Print, verbatim, everything in the records below from the line containing "scale-tick-label: 10⁴ bbox=[963, 34, 974, 41]" down to the line containing "depth-tick-label: 90 bbox=[761, 288, 768, 296]", including both of those lines and nothing else.
★ ★ ★
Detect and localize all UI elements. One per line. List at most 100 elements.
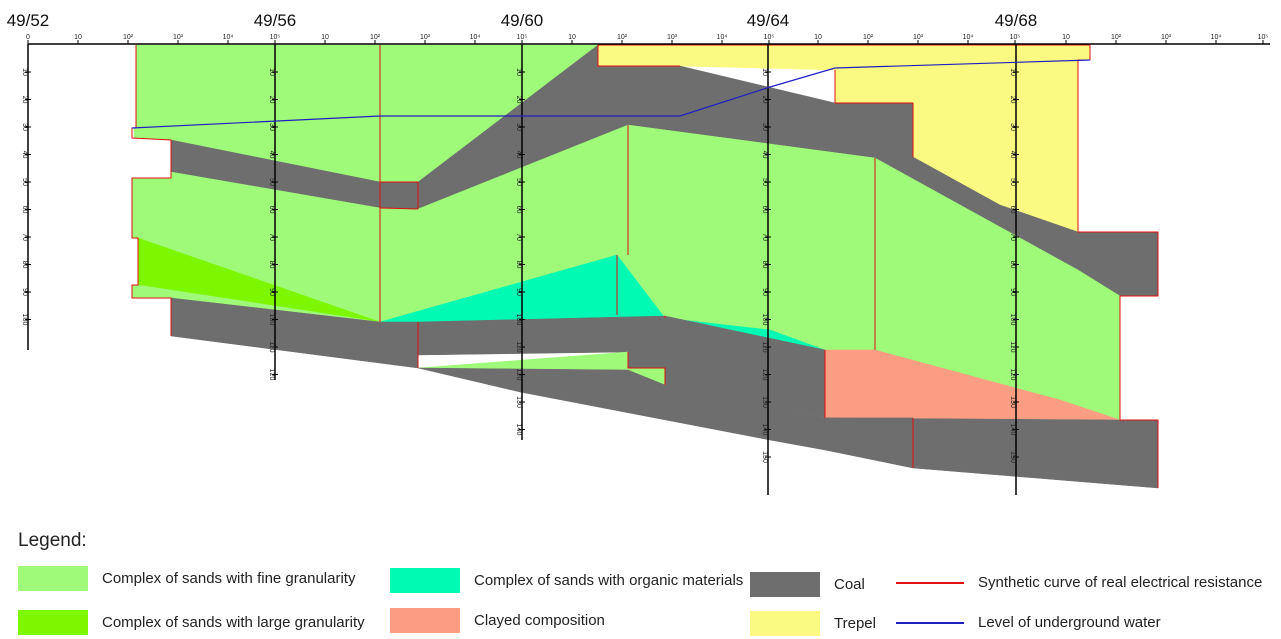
scale-tick-label: 10⁴ bbox=[963, 34, 974, 41]
scale-tick-label: 0 bbox=[26, 34, 30, 41]
depth-tick-label: 20 bbox=[21, 96, 28, 104]
depth-tick-label: 90 bbox=[761, 288, 768, 296]
well-logs: 49/5210203040506070809010049/56102030405… bbox=[7, 11, 1038, 495]
scale-tick-label: 10³ bbox=[913, 34, 924, 41]
depth-tick-label: 70 bbox=[515, 233, 522, 241]
depth-tick-label: 100 bbox=[268, 314, 275, 326]
scale-tick-label: 10 bbox=[1062, 34, 1070, 41]
depth-tick-label: 10 bbox=[21, 68, 28, 76]
well-49-64: 49/64 10 20 30 40 50 60 70 80 90 100 110 120 130 140 15… bbox=[747, 11, 790, 495]
scale-tick-label: 10⁴ bbox=[470, 34, 481, 41]
strata-layers bbox=[131, 44, 1159, 489]
depth-tick-label: 50 bbox=[761, 178, 768, 186]
depth-tick-label: 90 bbox=[268, 288, 275, 296]
scale-tick-label: 10⁵ bbox=[1010, 34, 1021, 41]
legend-coal: Coal bbox=[750, 572, 865, 597]
depth-tick-label: 150 bbox=[761, 451, 768, 463]
scale-tick-label: 10⁵ bbox=[270, 34, 281, 41]
depth-tick-label: 120 bbox=[761, 369, 768, 381]
legend-label: Complex of sands with fine granularity bbox=[102, 570, 356, 587]
depth-tick-label: 130 bbox=[761, 396, 768, 408]
depth-tick-label: 60 bbox=[515, 206, 522, 214]
depth-tick-label: 80 bbox=[515, 261, 522, 269]
resistance-boundary bbox=[597, 45, 680, 67]
depth-tick-label: 50 bbox=[268, 178, 275, 186]
fine-sand-swatch bbox=[18, 566, 88, 591]
depth-tick-label: 70 bbox=[1009, 233, 1016, 241]
scale-tick-label: 10 bbox=[568, 34, 576, 41]
depth-tick-label: 110 bbox=[268, 341, 275, 352]
coal-swatch bbox=[750, 572, 820, 597]
legend-label: Level of underground water bbox=[978, 614, 1161, 631]
depth-tick-label: 90 bbox=[1009, 288, 1016, 296]
legend-label: Coal bbox=[834, 576, 865, 593]
well-label: 49/56 bbox=[254, 11, 297, 30]
well-label: 49/52 bbox=[7, 11, 50, 30]
large-sand-swatch bbox=[18, 610, 88, 635]
scale-tick-label: 10² bbox=[370, 34, 381, 41]
resistance-boundary bbox=[834, 70, 914, 157]
depth-tick-label: 30 bbox=[515, 123, 522, 131]
resistance-boundary bbox=[627, 352, 666, 385]
depth-tick-label: 60 bbox=[21, 206, 28, 214]
depth-tick-label: 40 bbox=[515, 151, 522, 159]
depth-tick-label: 10 bbox=[1009, 68, 1016, 76]
depth-tick-label: 20 bbox=[761, 96, 768, 104]
legend-label: Clayed composition bbox=[474, 612, 605, 629]
depth-tick-label: 30 bbox=[21, 123, 28, 131]
depth-tick-label: 50 bbox=[21, 178, 28, 186]
resistance-boundary bbox=[131, 45, 172, 336]
depth-tick-label: 20 bbox=[515, 96, 522, 104]
depth-tick-label: 40 bbox=[268, 151, 275, 159]
depth-tick-label: 120 bbox=[515, 369, 522, 381]
legend-trepel: Trepel bbox=[750, 611, 876, 636]
scale-tick-label: 10⁴ bbox=[717, 34, 728, 41]
well-label: 49/64 bbox=[747, 11, 790, 30]
depth-tick-label: 40 bbox=[21, 151, 28, 159]
scale-tick-label: 10² bbox=[863, 34, 874, 41]
depth-tick-label: 60 bbox=[761, 206, 768, 214]
scale-tick-label: 10 bbox=[814, 34, 822, 41]
depth-tick-label: 110 bbox=[761, 341, 768, 352]
depth-tick-label: 50 bbox=[515, 178, 522, 186]
scale-tick-label: 10³ bbox=[1161, 34, 1172, 41]
depth-tick-label: 30 bbox=[268, 123, 275, 131]
depth-tick-label: 140 bbox=[761, 424, 768, 436]
depth-tick-label: 90 bbox=[21, 288, 28, 296]
legend-label: Synthetic curve of real electrical resis… bbox=[978, 574, 1263, 591]
depth-tick-label: 30 bbox=[761, 123, 768, 131]
scale-tick-label: 10² bbox=[123, 34, 134, 41]
well-label: 49/60 bbox=[501, 11, 544, 30]
scale-tick-label: 10³ bbox=[420, 34, 431, 41]
depth-tick-label: 40 bbox=[1009, 151, 1016, 159]
scale-tick-label: 10 bbox=[321, 34, 329, 41]
resistance-boundaries bbox=[131, 44, 1159, 488]
resistance-line-swatch bbox=[896, 581, 964, 584]
legend-label: Complex of sands with large granularity bbox=[102, 614, 365, 631]
depth-tick-label: 120 bbox=[1009, 369, 1016, 381]
scale-tick-label: 10³ bbox=[173, 34, 184, 41]
groundwater-level bbox=[131, 59, 1091, 129]
legend-fine-sand: Complex of sands with fine granularity bbox=[18, 566, 355, 591]
depth-tick-label: 100 bbox=[1009, 314, 1016, 326]
depth-tick-label: 10 bbox=[268, 68, 275, 76]
depth-tick-label: 50 bbox=[1009, 178, 1016, 186]
depth-tick-label: 40 bbox=[761, 151, 768, 159]
clay-swatch bbox=[390, 608, 460, 633]
depth-tick-label: 150 bbox=[1009, 451, 1016, 463]
scale-tick-label: 10³ bbox=[667, 34, 678, 41]
well-label: 49/68 bbox=[995, 11, 1038, 30]
depth-tick-label: 90 bbox=[515, 288, 522, 296]
well-49-60: 49/60 10 20 30 40 50 60 70 80 90 100 110 120 130 140 bbox=[501, 11, 544, 440]
legend-resistance-curve: Synthetic curve of real electrical resis… bbox=[896, 574, 1262, 591]
depth-tick-label: 100 bbox=[761, 314, 768, 326]
organic-sand-swatch bbox=[390, 568, 460, 593]
well-49-68: 49/68 10 20 30 40 50 60 70 80 90 100 110 120 130 140 15… bbox=[995, 11, 1038, 495]
trepel-swatch bbox=[750, 611, 820, 636]
legend-label: Trepel bbox=[834, 615, 876, 632]
resistance-boundary bbox=[598, 44, 1159, 488]
depth-tick-label: 80 bbox=[761, 261, 768, 269]
water-line-swatch bbox=[896, 621, 964, 624]
legend-title: Legend: bbox=[18, 530, 87, 551]
depth-tick-label: 110 bbox=[1009, 341, 1016, 352]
★ ★ ★
_Reply to the task_
scale-tick-label: 10⁴ bbox=[963, 34, 974, 41]
scale-tick-label: 0 bbox=[26, 34, 30, 41]
depth-tick-label: 20 bbox=[21, 96, 28, 104]
depth-tick-label: 90 bbox=[761, 288, 768, 296]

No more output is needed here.